Figure record listings
* * * *

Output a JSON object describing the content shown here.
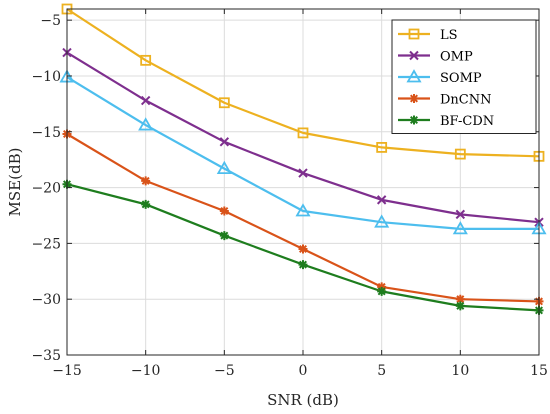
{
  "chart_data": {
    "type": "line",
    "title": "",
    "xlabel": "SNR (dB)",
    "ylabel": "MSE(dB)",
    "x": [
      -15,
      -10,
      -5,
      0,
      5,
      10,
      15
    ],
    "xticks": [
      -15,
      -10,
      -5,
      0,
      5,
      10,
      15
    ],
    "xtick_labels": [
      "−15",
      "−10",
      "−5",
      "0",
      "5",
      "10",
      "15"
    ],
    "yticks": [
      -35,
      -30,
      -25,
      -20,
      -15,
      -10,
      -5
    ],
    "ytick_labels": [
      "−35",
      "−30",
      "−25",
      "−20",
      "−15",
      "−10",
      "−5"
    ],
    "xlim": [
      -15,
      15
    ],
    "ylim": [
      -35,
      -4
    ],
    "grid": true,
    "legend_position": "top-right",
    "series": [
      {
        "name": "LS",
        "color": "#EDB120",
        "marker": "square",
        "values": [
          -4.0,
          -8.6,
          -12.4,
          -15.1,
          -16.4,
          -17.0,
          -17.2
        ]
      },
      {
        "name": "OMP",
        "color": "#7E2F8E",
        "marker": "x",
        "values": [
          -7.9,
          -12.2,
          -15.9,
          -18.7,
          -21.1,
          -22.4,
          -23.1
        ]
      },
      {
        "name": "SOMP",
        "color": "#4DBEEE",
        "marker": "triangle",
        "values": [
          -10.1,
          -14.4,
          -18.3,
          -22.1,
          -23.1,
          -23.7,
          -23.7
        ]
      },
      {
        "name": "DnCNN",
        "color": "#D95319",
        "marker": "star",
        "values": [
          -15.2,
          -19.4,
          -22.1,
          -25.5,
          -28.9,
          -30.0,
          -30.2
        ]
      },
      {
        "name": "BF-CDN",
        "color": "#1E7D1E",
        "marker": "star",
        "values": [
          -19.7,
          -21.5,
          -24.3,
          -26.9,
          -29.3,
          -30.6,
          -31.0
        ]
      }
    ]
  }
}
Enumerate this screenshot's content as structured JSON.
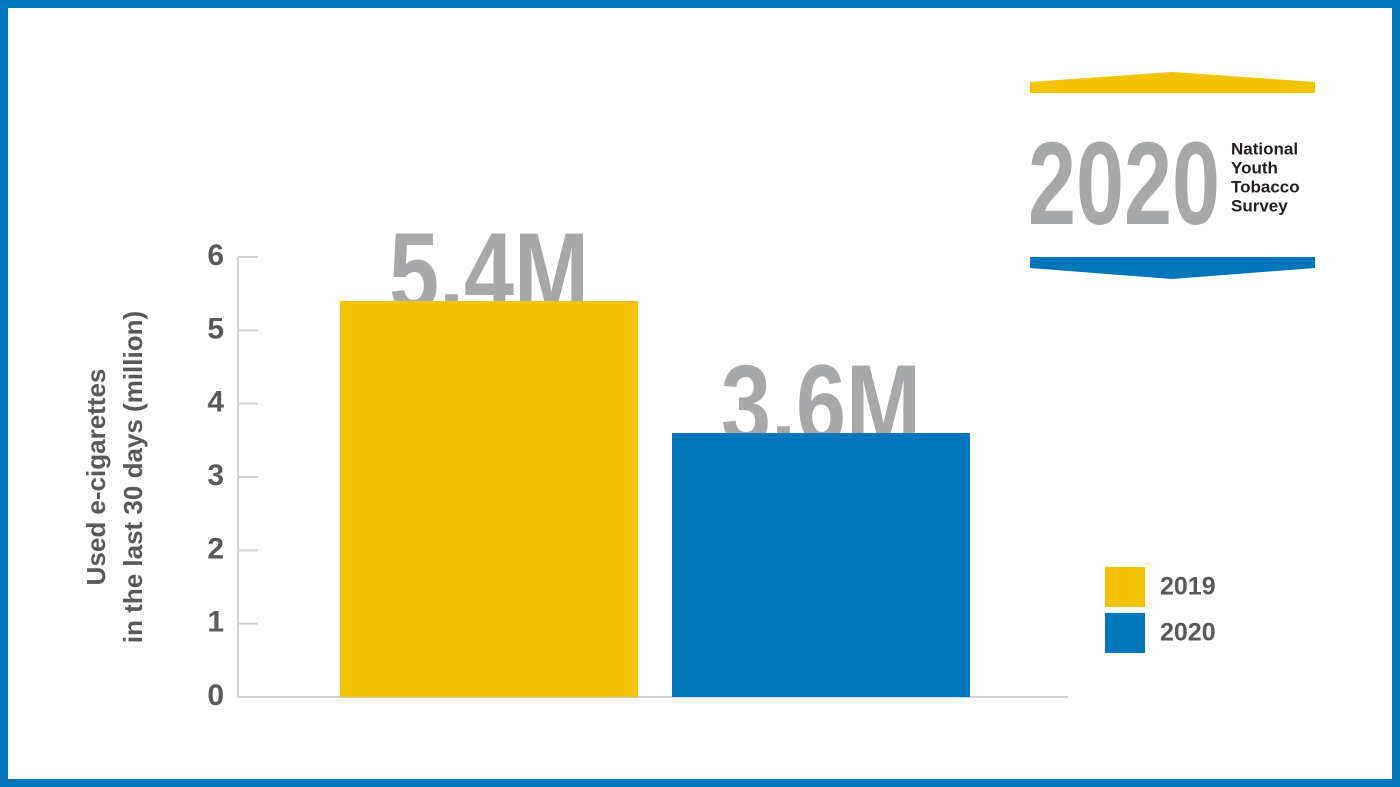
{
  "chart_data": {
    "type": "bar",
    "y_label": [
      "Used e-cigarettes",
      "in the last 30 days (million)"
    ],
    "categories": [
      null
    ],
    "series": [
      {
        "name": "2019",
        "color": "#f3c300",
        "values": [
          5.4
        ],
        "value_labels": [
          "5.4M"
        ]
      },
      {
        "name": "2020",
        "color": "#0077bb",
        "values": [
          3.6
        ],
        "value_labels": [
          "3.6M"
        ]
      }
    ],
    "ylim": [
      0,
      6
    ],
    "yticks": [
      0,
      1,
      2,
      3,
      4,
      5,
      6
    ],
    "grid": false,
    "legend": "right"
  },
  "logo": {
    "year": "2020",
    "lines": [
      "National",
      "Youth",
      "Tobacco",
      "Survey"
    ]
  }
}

* * * *

Copy down every line of the entries containing the word "JSON".

Output a JSON object describing the content shown here.
Enumerate this screenshot's content as structured JSON.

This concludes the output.